» **What is asked**:
[1] Could you return the passage of the Luise Rainer article starting at "A few days after" and ending at "plus three years.", copied word for word?
[2] Which contemporaries of Luise Rainer does the article name as better remembered than she is?

» **Quoted text**:

Luise Rainer: Oldest Living Academy Award Winner + the ‘Oscar Curse’

Luise Rainer oldest living Oscar winner
Luise Rainer: Oldest living Oscar winner.

Luise Rainer: Oldest Living Oscar winner turns 103 today

Ramon Novarro biography Beyond Paradise

Luise Rainer, the recipient of two back-to-back Best Actress Oscars in the mid-1930s, is the oldest living Academy Award winner in the acting categories. In fact, she is almost certainly the oldest living Oscar winner, period: Luise Rainer turned 103 today.

A few days after the record-breaking feats of oldest Best Actress Oscar nominee Emmanuelle Riva (for Michael Haneke’s Amour) and youngest Best Actress Oscar nominee Quvenzhané Wallis (for Benh Zeitlin’s Beasts of the Southern Wild), Luise Rainer, whose last film appearance took place 15 years ago, has set another Oscar record by remaining an inhabitant of Planet Earth for one century plus three years.

Luise Rainer movies

Though not as well remembered as several of her contemporaries – e.g., Greta Garbo, Marlene Dietrich, Katharine Hepburn, Bette Davis, Joan Crawford – Luise Rainer was a top Hollywood star in the mid-’30s.

Following a brief stint in German and Austrian movies (Sehnsucht 202, Madame hat Besuch, Heut’ kommt’s drauf an), and on stage with Max Reinhardt, the Dusseldorf-born (on Jan. 12, 1910, to a Jewish family), Vienna-raised Rainer came to Hollywood in 1935. She landed her first role as a replacement to a recalcitrant Myrna Loy in MGM’s Escapade, a period romantic comedy with a Viennese setting, directed by Robert Z. Leonard and co-starring Loy’s frequent on-screen partner William Powell.

» **Recorded data**:
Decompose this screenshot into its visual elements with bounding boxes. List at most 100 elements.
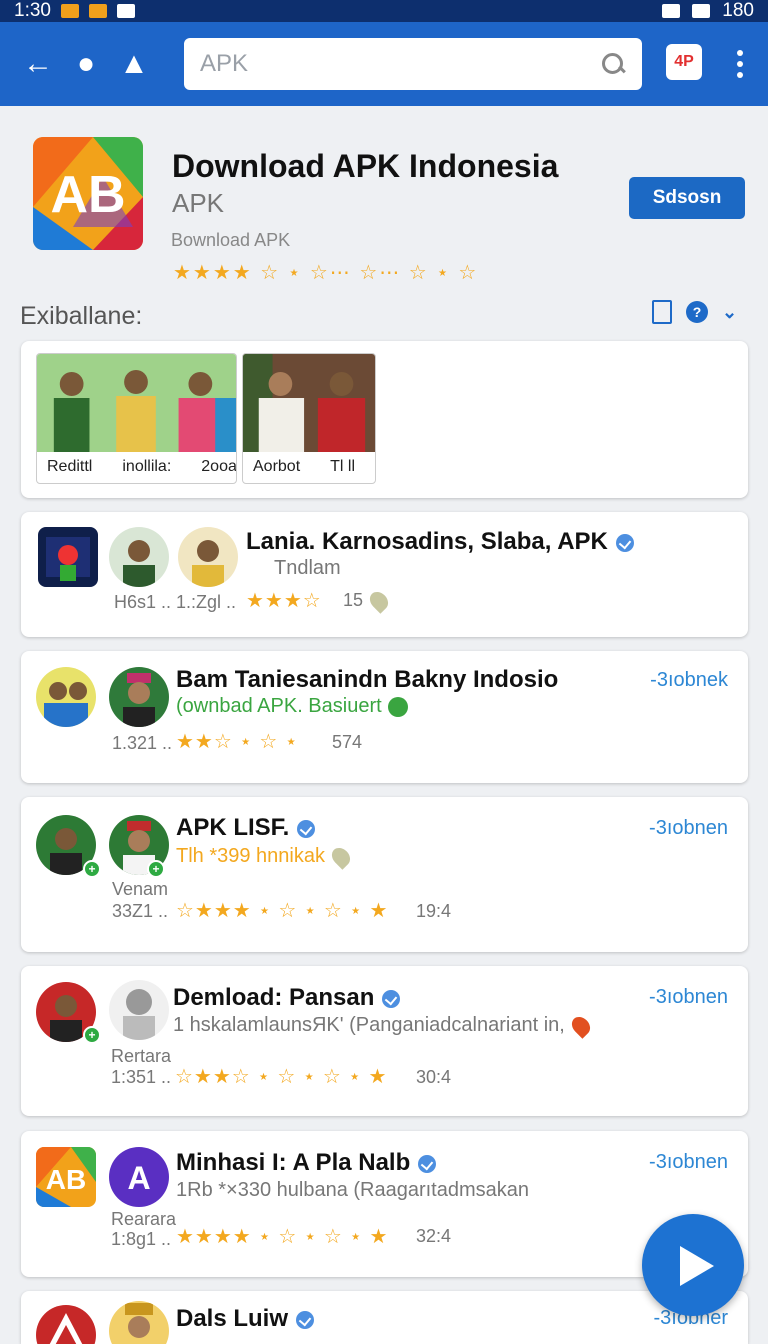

» **Per-task answers**:
[1]
A few days after the record-breaking feats of oldest Best Actress Oscar nominee Emmanuelle Riva (for Michael Haneke’s Amour) and youngest Best Actress Oscar nominee Quvenzhané Wallis (for Benh Zeitlin’s Beasts of the Southern Wild), Luise Rainer, whose last film appearance took place 15 years ago, has set another Oscar record by remaining an inhabitant of Planet Earth for one century plus three years.

[2] Greta Garbo, Marlene Dietrich, Katharine Hepburn, Bette Davis, Joan Crawford